begin
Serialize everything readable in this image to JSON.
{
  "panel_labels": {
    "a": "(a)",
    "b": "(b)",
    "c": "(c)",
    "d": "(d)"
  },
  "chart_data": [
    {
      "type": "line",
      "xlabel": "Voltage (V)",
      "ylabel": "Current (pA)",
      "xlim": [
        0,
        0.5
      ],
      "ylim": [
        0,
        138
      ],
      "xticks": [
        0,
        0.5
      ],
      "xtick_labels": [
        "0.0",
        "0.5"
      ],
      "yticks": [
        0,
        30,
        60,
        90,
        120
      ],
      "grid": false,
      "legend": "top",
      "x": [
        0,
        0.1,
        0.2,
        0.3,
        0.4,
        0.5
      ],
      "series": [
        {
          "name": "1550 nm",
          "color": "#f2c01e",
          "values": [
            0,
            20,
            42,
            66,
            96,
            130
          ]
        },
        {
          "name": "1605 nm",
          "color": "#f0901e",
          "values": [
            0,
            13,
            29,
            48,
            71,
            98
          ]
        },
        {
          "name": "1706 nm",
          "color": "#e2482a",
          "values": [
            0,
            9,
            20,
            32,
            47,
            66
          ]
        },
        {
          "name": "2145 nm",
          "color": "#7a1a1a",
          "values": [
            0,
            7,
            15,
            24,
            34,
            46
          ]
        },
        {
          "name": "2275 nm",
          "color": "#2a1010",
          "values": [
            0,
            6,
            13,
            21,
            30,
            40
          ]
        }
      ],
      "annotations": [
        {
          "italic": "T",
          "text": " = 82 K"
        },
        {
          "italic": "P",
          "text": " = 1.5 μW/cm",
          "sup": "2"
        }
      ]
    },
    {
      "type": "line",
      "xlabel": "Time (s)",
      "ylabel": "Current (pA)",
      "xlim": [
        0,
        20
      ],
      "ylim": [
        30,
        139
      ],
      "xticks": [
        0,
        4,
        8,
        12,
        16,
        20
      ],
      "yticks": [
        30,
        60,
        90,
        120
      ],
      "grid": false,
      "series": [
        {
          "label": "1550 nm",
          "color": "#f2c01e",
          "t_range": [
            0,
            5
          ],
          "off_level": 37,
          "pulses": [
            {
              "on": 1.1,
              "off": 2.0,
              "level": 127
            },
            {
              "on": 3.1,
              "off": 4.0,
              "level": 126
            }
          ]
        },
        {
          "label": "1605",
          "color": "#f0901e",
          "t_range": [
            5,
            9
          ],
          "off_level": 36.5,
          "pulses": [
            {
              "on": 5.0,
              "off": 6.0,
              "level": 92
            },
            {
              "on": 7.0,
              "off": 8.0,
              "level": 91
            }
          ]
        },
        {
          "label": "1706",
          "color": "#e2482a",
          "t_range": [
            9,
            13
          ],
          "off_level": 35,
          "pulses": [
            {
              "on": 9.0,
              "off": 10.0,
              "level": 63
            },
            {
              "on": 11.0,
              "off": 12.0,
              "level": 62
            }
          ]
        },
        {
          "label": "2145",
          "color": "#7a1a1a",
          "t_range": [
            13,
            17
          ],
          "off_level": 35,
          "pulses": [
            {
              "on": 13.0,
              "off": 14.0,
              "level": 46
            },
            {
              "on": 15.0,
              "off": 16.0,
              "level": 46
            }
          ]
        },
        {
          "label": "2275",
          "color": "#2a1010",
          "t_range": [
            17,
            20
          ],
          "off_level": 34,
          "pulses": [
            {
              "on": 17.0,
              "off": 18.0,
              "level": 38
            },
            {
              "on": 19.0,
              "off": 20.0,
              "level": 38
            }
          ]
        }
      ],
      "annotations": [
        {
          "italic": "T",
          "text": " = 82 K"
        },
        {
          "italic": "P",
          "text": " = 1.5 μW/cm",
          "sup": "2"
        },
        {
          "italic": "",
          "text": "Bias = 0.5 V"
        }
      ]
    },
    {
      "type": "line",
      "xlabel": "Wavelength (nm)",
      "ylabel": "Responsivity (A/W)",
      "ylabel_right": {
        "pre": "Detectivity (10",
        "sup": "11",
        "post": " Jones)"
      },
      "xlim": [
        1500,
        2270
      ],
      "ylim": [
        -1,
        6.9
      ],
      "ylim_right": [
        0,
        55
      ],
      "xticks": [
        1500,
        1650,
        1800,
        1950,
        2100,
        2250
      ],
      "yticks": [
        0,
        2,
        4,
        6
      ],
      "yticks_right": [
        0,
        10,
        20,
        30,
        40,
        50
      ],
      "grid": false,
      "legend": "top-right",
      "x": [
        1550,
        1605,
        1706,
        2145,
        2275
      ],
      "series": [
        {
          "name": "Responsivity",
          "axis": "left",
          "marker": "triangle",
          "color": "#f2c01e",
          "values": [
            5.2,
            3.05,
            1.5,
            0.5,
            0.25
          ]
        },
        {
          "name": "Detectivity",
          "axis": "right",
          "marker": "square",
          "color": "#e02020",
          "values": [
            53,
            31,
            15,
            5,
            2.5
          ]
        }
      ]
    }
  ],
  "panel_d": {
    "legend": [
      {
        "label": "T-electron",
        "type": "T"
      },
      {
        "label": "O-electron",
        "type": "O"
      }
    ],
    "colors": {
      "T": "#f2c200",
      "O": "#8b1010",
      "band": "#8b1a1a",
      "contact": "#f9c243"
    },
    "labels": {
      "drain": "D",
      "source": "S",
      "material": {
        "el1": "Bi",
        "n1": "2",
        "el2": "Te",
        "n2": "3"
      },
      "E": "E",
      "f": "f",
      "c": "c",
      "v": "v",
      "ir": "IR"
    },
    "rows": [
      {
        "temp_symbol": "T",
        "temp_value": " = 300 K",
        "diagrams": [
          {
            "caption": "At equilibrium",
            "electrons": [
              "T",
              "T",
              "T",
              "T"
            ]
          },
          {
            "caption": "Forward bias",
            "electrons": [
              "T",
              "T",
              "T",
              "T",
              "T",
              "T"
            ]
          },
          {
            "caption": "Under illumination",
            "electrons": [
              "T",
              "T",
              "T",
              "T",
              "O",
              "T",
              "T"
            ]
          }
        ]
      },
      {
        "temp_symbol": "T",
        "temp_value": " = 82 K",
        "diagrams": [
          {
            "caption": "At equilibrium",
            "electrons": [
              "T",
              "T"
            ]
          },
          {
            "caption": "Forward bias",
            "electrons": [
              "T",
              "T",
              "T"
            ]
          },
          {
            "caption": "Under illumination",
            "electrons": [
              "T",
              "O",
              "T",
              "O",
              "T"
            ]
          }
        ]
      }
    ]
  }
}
end
The exercise: Copy out every entry again, exactly as it was given.

Output of the task:
Serialize everything readable in this image to JSON.
{
  "panel_labels": {
    "a": "(a)",
    "b": "(b)",
    "c": "(c)",
    "d": "(d)"
  },
  "chart_data": [
    {
      "type": "line",
      "xlabel": "Voltage (V)",
      "ylabel": "Current (pA)",
      "xlim": [
        0,
        0.5
      ],
      "ylim": [
        0,
        138
      ],
      "xticks": [
        0,
        0.5
      ],
      "xtick_labels": [
        "0.0",
        "0.5"
      ],
      "yticks": [
        0,
        30,
        60,
        90,
        120
      ],
      "grid": false,
      "legend": "top",
      "x": [
        0,
        0.1,
        0.2,
        0.3,
        0.4,
        0.5
      ],
      "series": [
        {
          "name": "1550 nm",
          "color": "#f2c01e",
          "values": [
            0,
            20,
            42,
            66,
            96,
            130
          ]
        },
        {
          "name": "1605 nm",
          "color": "#f0901e",
          "values": [
            0,
            13,
            29,
            48,
            71,
            98
          ]
        },
        {
          "name": "1706 nm",
          "color": "#e2482a",
          "values": [
            0,
            9,
            20,
            32,
            47,
            66
          ]
        },
        {
          "name": "2145 nm",
          "color": "#7a1a1a",
          "values": [
            0,
            7,
            15,
            24,
            34,
            46
          ]
        },
        {
          "name": "2275 nm",
          "color": "#2a1010",
          "values": [
            0,
            6,
            13,
            21,
            30,
            40
          ]
        }
      ],
      "annotations": [
        {
          "italic": "T",
          "text": " = 82 K"
        },
        {
          "italic": "P",
          "text": " = 1.5 μW/cm",
          "sup": "2"
        }
      ]
    },
    {
      "type": "line",
      "xlabel": "Time (s)",
      "ylabel": "Current (pA)",
      "xlim": [
        0,
        20
      ],
      "ylim": [
        30,
        139
      ],
      "xticks": [
        0,
        4,
        8,
        12,
        16,
        20
      ],
      "yticks": [
        30,
        60,
        90,
        120
      ],
      "grid": false,
      "series": [
        {
          "label": "1550 nm",
          "color": "#f2c01e",
          "t_range": [
            0,
            5
          ],
          "off_level": 37,
          "pulses": [
            {
              "on": 1.1,
              "off": 2.0,
              "level": 127
            },
            {
              "on": 3.1,
              "off": 4.0,
              "level": 126
            }
          ]
        },
        {
          "label": "1605",
          "color": "#f0901e",
          "t_range": [
            5,
            9
          ],
          "off_level": 36.5,
          "pulses": [
            {
              "on": 5.0,
              "off": 6.0,
              "level": 92
            },
            {
              "on": 7.0,
              "off": 8.0,
              "level": 91
            }
          ]
        },
        {
          "label": "1706",
          "color": "#e2482a",
          "t_range": [
            9,
            13
          ],
          "off_level": 35,
          "pulses": [
            {
              "on": 9.0,
              "off": 10.0,
              "level": 63
            },
            {
              "on": 11.0,
              "off": 12.0,
              "level": 62
            }
          ]
        },
        {
          "label": "2145",
          "color": "#7a1a1a",
          "t_range": [
            13,
            17
          ],
          "off_level": 35,
          "pulses": [
            {
              "on": 13.0,
              "off": 14.0,
              "level": 46
            },
            {
              "on": 15.0,
              "off": 16.0,
              "level": 46
            }
          ]
        },
        {
          "label": "2275",
          "color": "#2a1010",
          "t_range": [
            17,
            20
          ],
          "off_level": 34,
          "pulses": [
            {
              "on": 17.0,
              "off": 18.0,
              "level": 38
            },
            {
              "on": 19.0,
              "off": 20.0,
              "level": 38
            }
          ]
        }
      ],
      "annotations": [
        {
          "italic": "T",
          "text": " = 82 K"
        },
        {
          "italic": "P",
          "text": " = 1.5 μW/cm",
          "sup": "2"
        },
        {
          "italic": "",
          "text": "Bias = 0.5 V"
        }
      ]
    },
    {
      "type": "line",
      "xlabel": "Wavelength (nm)",
      "ylabel": "Responsivity (A/W)",
      "ylabel_right": {
        "pre": "Detectivity (10",
        "sup": "11",
        "post": " Jones)"
      },
      "xlim": [
        1500,
        2270
      ],
      "ylim": [
        -1,
        6.9
      ],
      "ylim_right": [
        0,
        55
      ],
      "xticks": [
        1500,
        1650,
        1800,
        1950,
        2100,
        2250
      ],
      "yticks": [
        0,
        2,
        4,
        6
      ],
      "yticks_right": [
        0,
        10,
        20,
        30,
        40,
        50
      ],
      "grid": false,
      "legend": "top-right",
      "x": [
        1550,
        1605,
        1706,
        2145,
        2275
      ],
      "series": [
        {
          "name": "Responsivity",
          "axis": "left",
          "marker": "triangle",
          "color": "#f2c01e",
          "values": [
            5.2,
            3.05,
            1.5,
            0.5,
            0.25
          ]
        },
        {
          "name": "Detectivity",
          "axis": "right",
          "marker": "square",
          "color": "#e02020",
          "values": [
            53,
            31,
            15,
            5,
            2.5
          ]
        }
      ]
    }
  ],
  "panel_d": {
    "legend": [
      {
        "label": "T-electron",
        "type": "T"
      },
      {
        "label": "O-electron",
        "type": "O"
      }
    ],
    "colors": {
      "T": "#f2c200",
      "O": "#8b1010",
      "band": "#8b1a1a",
      "contact": "#f9c243"
    },
    "labels": {
      "drain": "D",
      "source": "S",
      "material": {
        "el1": "Bi",
        "n1": "2",
        "el2": "Te",
        "n2": "3"
      },
      "E": "E",
      "f": "f",
      "c": "c",
      "v": "v",
      "ir": "IR"
    },
    "rows": [
      {
        "temp_symbol": "T",
        "temp_value": " = 300 K",
        "diagrams": [
          {
            "caption": "At equilibrium",
            "electrons": [
              "T",
              "T",
              "T",
              "T"
            ]
          },
          {
            "caption": "Forward bias",
            "electrons": [
              "T",
              "T",
              "T",
              "T",
              "T",
              "T"
            ]
          },
          {
            "caption": "Under illumination",
            "electrons": [
              "T",
              "T",
              "T",
              "T",
              "O",
              "T",
              "T"
            ]
          }
        ]
      },
      {
        "temp_symbol": "T",
        "temp_value": " = 82 K",
        "diagrams": [
          {
            "caption": "At equilibrium",
            "electrons": [
              "T",
              "T"
            ]
          },
          {
            "caption": "Forward bias",
            "electrons": [
              "T",
              "T",
              "T"
            ]
          },
          {
            "caption": "Under illumination",
            "electrons": [
              "T",
              "O",
              "T",
              "O",
              "T"
            ]
          }
        ]
      }
    ]
  }
}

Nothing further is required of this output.